Consigne écrite A ▸ Présentez sous forme de liste JSON de chaînes, à raison d'une chaîne par ligne et sans les lignes vides, les lignes de données allant de la ligne contenant "- colorbar-swatch: [821, 714, 870, 763]" jusqu'à la ligne contenant "- antarctica: [234, 599, 892, 651]" incluse.

Texte source ▸
+++

Marie-Hélène LAFON, Organes



Treize nouvelles très courtes et intenses où le corps, la chaleur, les odeurs, les sensations, les femmes et les hommes se côtoient.

« C'est le défaut de sa grand-mère, maternelle, sa faiblesse, le parfum, elle n'a pas de parfum, elle a une odeur. Elle sent la salaison, la salaison de qualité, certes, ce qui est une excellente odeur pour les salaisons de pays, fermières, cent pour cent pur porc, mais pas pour les gens. Surtout pas pour les femmes. L'odeur de la salaison est dans sa peau, depuis tout le temps qu'elle trône en boutique. Avec les salaisons. L'odeur est en elle, elle ne la sent pas, elle ne se sent pas, elle est propre, son hygiène corporelle est extrême ses vêtements irréprochables. Il n'aime pas embrasser sa grand-mère, il n'aime pas quand elle l'embrasse, il ferme les yeux, il reste distant, il ne s'abandonne pas, il ne peut pas, il a l'impression d'être le petit-fils unique d'un saucisson sec et géant qui l'étreindrait avec affection. »

+++

Lignes ▸
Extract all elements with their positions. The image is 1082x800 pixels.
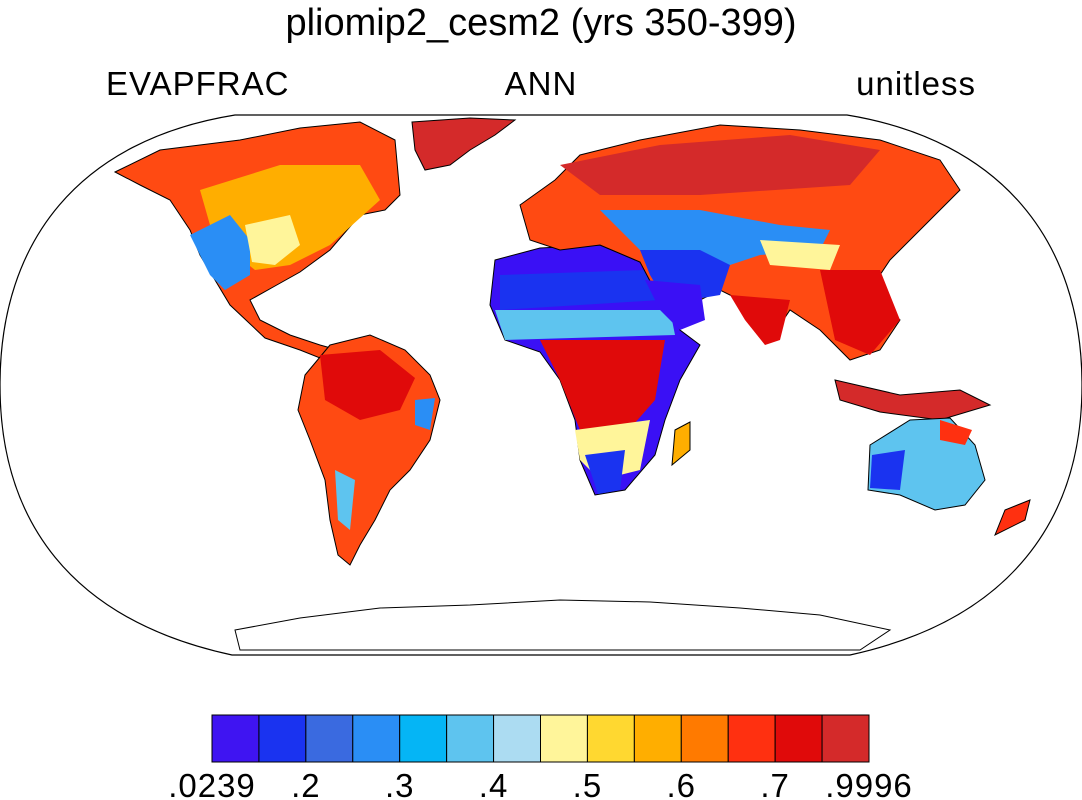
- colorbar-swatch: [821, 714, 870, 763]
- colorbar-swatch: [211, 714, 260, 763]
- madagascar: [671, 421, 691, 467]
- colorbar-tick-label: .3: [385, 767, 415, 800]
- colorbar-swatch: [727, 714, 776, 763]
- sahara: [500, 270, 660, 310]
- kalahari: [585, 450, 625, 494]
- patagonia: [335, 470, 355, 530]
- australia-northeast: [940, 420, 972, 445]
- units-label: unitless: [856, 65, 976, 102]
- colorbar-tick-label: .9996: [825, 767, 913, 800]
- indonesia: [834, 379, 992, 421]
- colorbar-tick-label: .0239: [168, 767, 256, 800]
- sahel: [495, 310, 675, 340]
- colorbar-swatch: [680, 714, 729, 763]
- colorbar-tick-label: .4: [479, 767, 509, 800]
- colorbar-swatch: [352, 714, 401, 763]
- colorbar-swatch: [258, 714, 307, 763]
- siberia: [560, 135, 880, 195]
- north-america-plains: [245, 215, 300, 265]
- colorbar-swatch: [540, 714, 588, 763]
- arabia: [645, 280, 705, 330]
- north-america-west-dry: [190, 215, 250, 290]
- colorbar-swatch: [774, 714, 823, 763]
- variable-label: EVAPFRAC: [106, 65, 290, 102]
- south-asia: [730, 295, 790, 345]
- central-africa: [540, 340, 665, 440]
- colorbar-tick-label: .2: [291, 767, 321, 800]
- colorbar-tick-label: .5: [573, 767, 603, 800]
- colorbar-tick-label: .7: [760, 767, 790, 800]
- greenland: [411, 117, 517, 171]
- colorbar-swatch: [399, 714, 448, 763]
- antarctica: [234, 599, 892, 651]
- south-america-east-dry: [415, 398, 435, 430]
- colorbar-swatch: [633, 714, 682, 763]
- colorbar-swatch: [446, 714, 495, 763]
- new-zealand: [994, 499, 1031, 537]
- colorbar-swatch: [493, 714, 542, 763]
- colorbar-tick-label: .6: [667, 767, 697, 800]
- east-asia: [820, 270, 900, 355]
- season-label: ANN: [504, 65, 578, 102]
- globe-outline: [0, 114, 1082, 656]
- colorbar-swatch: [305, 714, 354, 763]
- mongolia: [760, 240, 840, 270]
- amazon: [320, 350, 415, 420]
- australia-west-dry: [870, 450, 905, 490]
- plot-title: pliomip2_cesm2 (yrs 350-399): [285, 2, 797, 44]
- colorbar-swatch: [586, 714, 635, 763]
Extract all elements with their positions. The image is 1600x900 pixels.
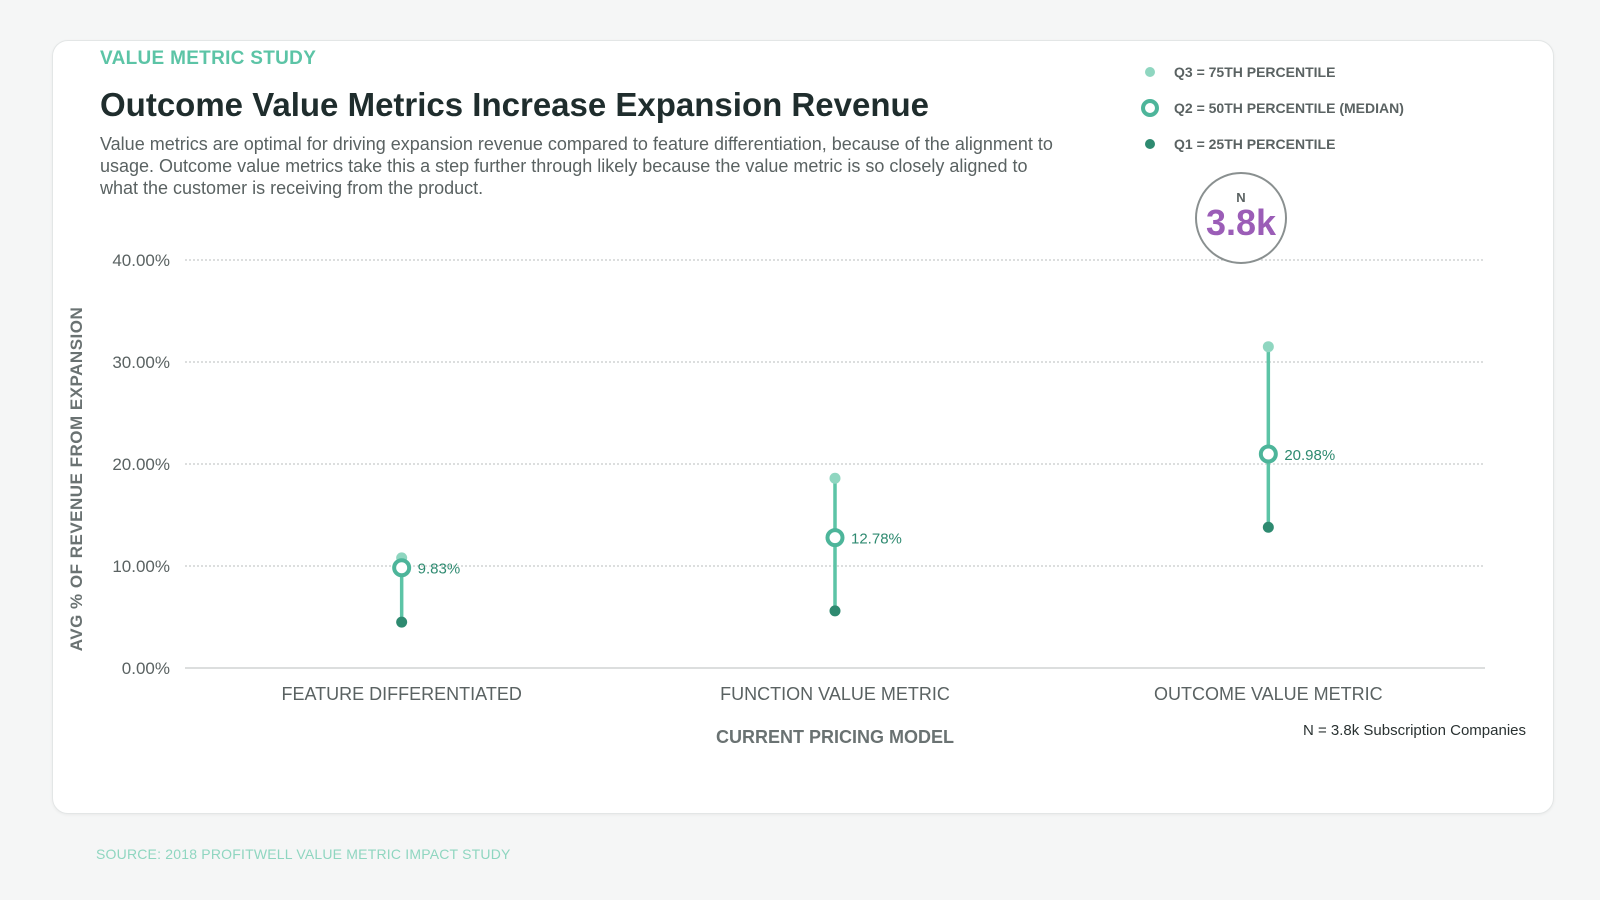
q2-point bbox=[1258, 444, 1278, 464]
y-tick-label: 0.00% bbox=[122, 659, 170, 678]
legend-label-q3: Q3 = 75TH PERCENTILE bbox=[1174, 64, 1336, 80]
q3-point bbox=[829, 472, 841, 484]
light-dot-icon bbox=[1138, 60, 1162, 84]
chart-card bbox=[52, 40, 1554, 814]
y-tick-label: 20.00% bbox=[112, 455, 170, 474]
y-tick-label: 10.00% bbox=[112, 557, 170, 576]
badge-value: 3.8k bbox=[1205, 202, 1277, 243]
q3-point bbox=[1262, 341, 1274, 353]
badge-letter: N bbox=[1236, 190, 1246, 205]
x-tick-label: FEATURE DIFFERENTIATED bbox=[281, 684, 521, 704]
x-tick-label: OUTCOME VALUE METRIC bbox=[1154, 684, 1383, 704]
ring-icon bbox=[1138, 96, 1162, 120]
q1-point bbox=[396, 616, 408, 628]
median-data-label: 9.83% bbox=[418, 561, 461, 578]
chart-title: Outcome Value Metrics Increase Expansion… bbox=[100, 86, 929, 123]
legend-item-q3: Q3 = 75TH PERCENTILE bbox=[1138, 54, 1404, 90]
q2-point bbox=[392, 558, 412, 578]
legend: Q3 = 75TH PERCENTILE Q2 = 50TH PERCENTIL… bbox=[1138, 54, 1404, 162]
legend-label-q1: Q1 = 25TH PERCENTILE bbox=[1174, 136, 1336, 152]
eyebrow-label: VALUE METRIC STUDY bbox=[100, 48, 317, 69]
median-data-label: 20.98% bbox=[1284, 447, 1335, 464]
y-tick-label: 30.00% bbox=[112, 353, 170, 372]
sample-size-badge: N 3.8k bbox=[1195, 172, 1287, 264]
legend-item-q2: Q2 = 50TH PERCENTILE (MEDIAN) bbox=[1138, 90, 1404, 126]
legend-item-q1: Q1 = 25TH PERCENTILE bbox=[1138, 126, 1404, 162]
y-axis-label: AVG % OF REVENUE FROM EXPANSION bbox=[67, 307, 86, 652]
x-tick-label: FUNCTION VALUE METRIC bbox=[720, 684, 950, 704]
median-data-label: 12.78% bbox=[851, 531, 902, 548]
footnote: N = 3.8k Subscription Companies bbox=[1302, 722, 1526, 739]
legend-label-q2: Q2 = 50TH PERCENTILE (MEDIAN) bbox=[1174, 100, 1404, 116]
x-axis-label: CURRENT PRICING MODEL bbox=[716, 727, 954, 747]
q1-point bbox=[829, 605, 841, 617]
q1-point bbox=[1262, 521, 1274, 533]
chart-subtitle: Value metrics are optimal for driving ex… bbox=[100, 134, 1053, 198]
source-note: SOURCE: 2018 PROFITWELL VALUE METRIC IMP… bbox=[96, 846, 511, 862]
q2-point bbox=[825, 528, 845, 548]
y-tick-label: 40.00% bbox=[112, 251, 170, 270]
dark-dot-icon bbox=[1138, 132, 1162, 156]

+++

Consigne écrite B ▸ Reproduisez le passage du texte source allant de "Marie-Hélène LAFON, Organes" jusqu'à "hommes se côtoient." inclus, en y remplaçant "nouvelles" par "histoires".

Réponse finale A ▸
[
  "- colorbar-swatch: [821, 714, 870, 763]",
  "- colorbar-swatch: [211, 714, 260, 763]",
  "- madagascar: [671, 421, 691, 467]",
  "- colorbar-tick-label: .3: [385, 767, 415, 800]",
  "- colorbar-swatch: [727, 714, 776, 763]",
  "- sahara: [500, 270, 660, 310]",
  "- kalahari: [585, 450, 625, 494]",
  "- patagonia: [335, 470, 355, 530]",
  "- australia-northeast: [940, 420, 972, 445]",
  "- units-label: unitless: [856, 65, 976, 102]",
  "- colorbar-tick-label: .9996: [825, 767, 913, 800]",
  "- indonesia: [834, 379, 992, 421]",
  "- colorbar-tick-label: .0239: [168, 767, 256, 800]",
  "- sahel: [495, 310, 675, 340]",
  "- colorbar-swatch: [680, 714, 729, 763]",
  "- colorbar-tick-label: .4: [479, 767, 509, 800]",
  "- colorbar-swatch: [352, 714, 401, 763]",
  "- colorbar-swatch: [258, 714, 307, 763]",
  "- siberia: [560, 135, 880, 195]",
  "- north-america-plains: [245, 215, 300, 265]",
  "- colorbar-swatch: [540, 714, 588, 763]",
  "- arabia: [645, 280, 705, 330]",
  "- north-america-west-dry: [190, 215, 250, 290]",
  "- colorbar-swatch: [774, 714, 823, 763]",
  "- variable-label: EVAPFRAC: [106, 65, 290, 102]",
  "- south-asia: [730, 295, 790, 345]",
  "- central-africa: [540, 340, 665, 440]",
  "- colorbar-tick-label: .2: [291, 767, 321, 800]",
  "- colorbar-tick-label: .5: [573, 767, 603, 800]",
  "- colorbar-tick-label: .7: [760, 767, 790, 800]",
  "- greenland: [411, 117, 517, 171]",
  "- colorbar-swatch: [399, 714, 448, 763]",
  "- antarctica: [234, 599, 892, 651]"
]

Réponse finale B ▸
Marie-Hélène LAFON, Organes



Treize histoires très courtes et intenses où le corps, la chaleur, les odeurs, les sensations, les femmes et les hommes se côtoient.